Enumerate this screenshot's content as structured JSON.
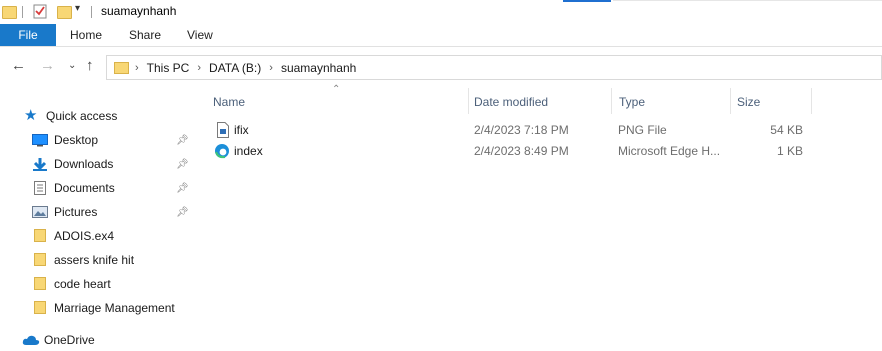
{
  "window": {
    "title": "suamaynhanh"
  },
  "ribbon": {
    "file": "File",
    "tabs": [
      "Home",
      "Share",
      "View"
    ]
  },
  "address": {
    "crumbs": [
      "This PC",
      "DATA (B:)",
      "suamaynhanh"
    ]
  },
  "nav": {
    "quick_access": "Quick access",
    "pinned": [
      {
        "label": "Desktop",
        "icon": "desktop-icon"
      },
      {
        "label": "Downloads",
        "icon": "downloads-icon"
      },
      {
        "label": "Documents",
        "icon": "documents-icon"
      },
      {
        "label": "Pictures",
        "icon": "pictures-icon"
      }
    ],
    "folders": [
      "ADOIS.ex4",
      "assers knife hit",
      "code heart",
      "Marriage Management"
    ],
    "onedrive": "OneDrive"
  },
  "columns": {
    "name": "Name",
    "date": "Date modified",
    "type": "Type",
    "size": "Size"
  },
  "files": [
    {
      "name": "ifix",
      "date": "2/4/2023 7:18 PM",
      "type": "PNG File",
      "size": "54 KB",
      "icon": "png-file-icon"
    },
    {
      "name": "index",
      "date": "2/4/2023 8:49 PM",
      "type": "Microsoft Edge H...",
      "size": "1 KB",
      "icon": "edge-icon"
    }
  ],
  "colors": {
    "accent": "#1979ca",
    "folder": "#f8d775",
    "header_text": "#4c607a"
  }
}
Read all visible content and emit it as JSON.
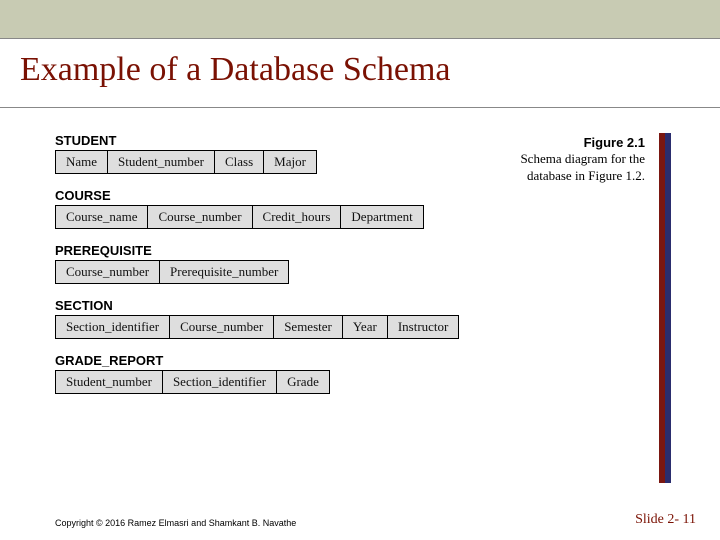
{
  "title": "Example of a Database Schema",
  "figure": {
    "label": "Figure 2.1",
    "caption_line1": "Schema diagram for the",
    "caption_line2": "database in Figure 1.2."
  },
  "tables": {
    "student": {
      "name": "STUDENT",
      "cols": [
        "Name",
        "Student_number",
        "Class",
        "Major"
      ]
    },
    "course": {
      "name": "COURSE",
      "cols": [
        "Course_name",
        "Course_number",
        "Credit_hours",
        "Department"
      ]
    },
    "prerequisite": {
      "name": "PREREQUISITE",
      "cols": [
        "Course_number",
        "Prerequisite_number"
      ]
    },
    "section": {
      "name": "SECTION",
      "cols": [
        "Section_identifier",
        "Course_number",
        "Semester",
        "Year",
        "Instructor"
      ]
    },
    "grade_report": {
      "name": "GRADE_REPORT",
      "cols": [
        "Student_number",
        "Section_identifier",
        "Grade"
      ]
    }
  },
  "footer": {
    "copyright": "Copyright © 2016 Ramez Elmasri and Shamkant B. Navathe",
    "slide": "Slide 2- 11"
  }
}
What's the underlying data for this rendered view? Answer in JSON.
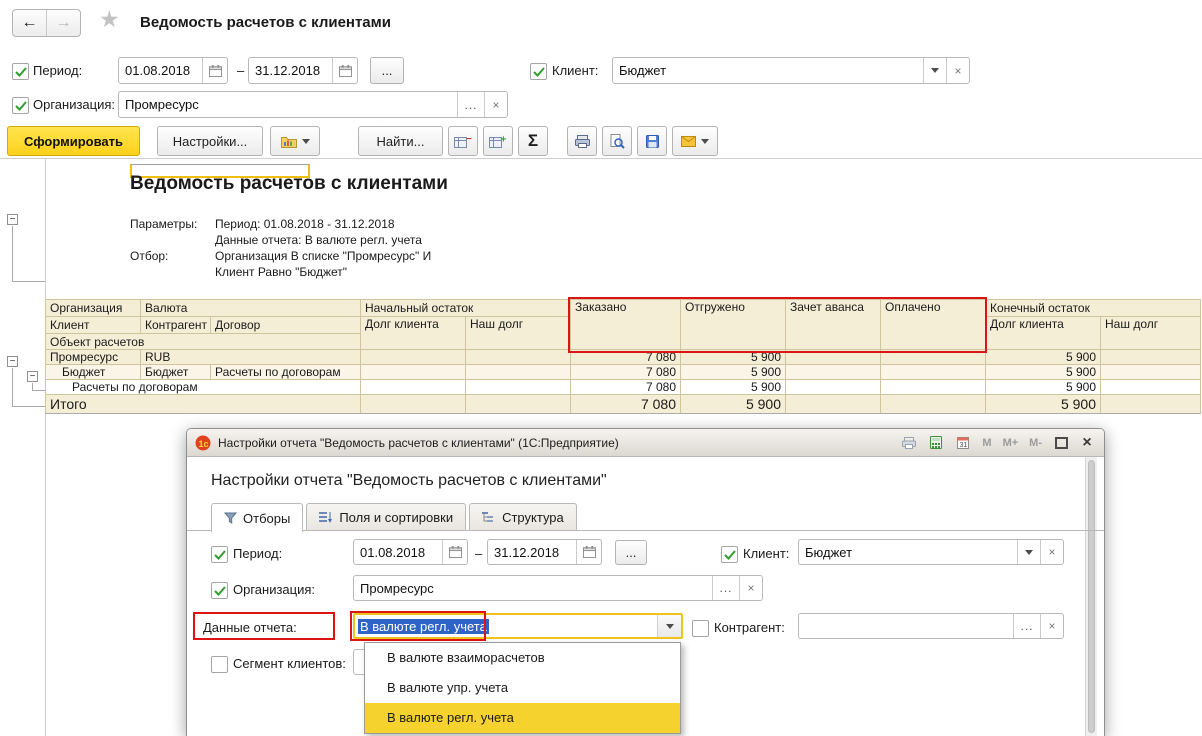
---*---
Using the data above, print every line exactly, omitting pictures.

Enumerate this screenshot's content as structured JSON.
{
  "window": {
    "title": "suamaynhanh"
  },
  "ribbon": {
    "file": "File",
    "tabs": [
      "Home",
      "Share",
      "View"
    ]
  },
  "address": {
    "crumbs": [
      "This PC",
      "DATA (B:)",
      "suamaynhanh"
    ]
  },
  "nav": {
    "quick_access": "Quick access",
    "pinned": [
      {
        "label": "Desktop",
        "icon": "desktop-icon"
      },
      {
        "label": "Downloads",
        "icon": "downloads-icon"
      },
      {
        "label": "Documents",
        "icon": "documents-icon"
      },
      {
        "label": "Pictures",
        "icon": "pictures-icon"
      }
    ],
    "folders": [
      "ADOIS.ex4",
      "assers knife hit",
      "code heart",
      "Marriage Management"
    ],
    "onedrive": "OneDrive"
  },
  "columns": {
    "name": "Name",
    "date": "Date modified",
    "type": "Type",
    "size": "Size"
  },
  "files": [
    {
      "name": "ifix",
      "date": "2/4/2023 7:18 PM",
      "type": "PNG File",
      "size": "54 KB",
      "icon": "png-file-icon"
    },
    {
      "name": "index",
      "date": "2/4/2023 8:49 PM",
      "type": "Microsoft Edge H...",
      "size": "1 KB",
      "icon": "edge-icon"
    }
  ],
  "colors": {
    "accent": "#1979ca",
    "folder": "#f8d775",
    "header_text": "#4c607a"
  }
}
Read all visible content and emit it as JSON.
{
  "title": "Example of a Database Schema",
  "figure": {
    "label": "Figure 2.1",
    "caption_line1": "Schema diagram for the",
    "caption_line2": "database in Figure 1.2."
  },
  "tables": {
    "student": {
      "name": "STUDENT",
      "cols": [
        "Name",
        "Student_number",
        "Class",
        "Major"
      ]
    },
    "course": {
      "name": "COURSE",
      "cols": [
        "Course_name",
        "Course_number",
        "Credit_hours",
        "Department"
      ]
    },
    "prerequisite": {
      "name": "PREREQUISITE",
      "cols": [
        "Course_number",
        "Prerequisite_number"
      ]
    },
    "section": {
      "name": "SECTION",
      "cols": [
        "Section_identifier",
        "Course_number",
        "Semester",
        "Year",
        "Instructor"
      ]
    },
    "grade_report": {
      "name": "GRADE_REPORT",
      "cols": [
        "Student_number",
        "Section_identifier",
        "Grade"
      ]
    }
  },
  "footer": {
    "copyright": "Copyright © 2016 Ramez Elmasri and Shamkant B. Navathe",
    "slide": "Slide 2- 11"
  }
}
What's the underlying data for this rendered view? Answer in JSON.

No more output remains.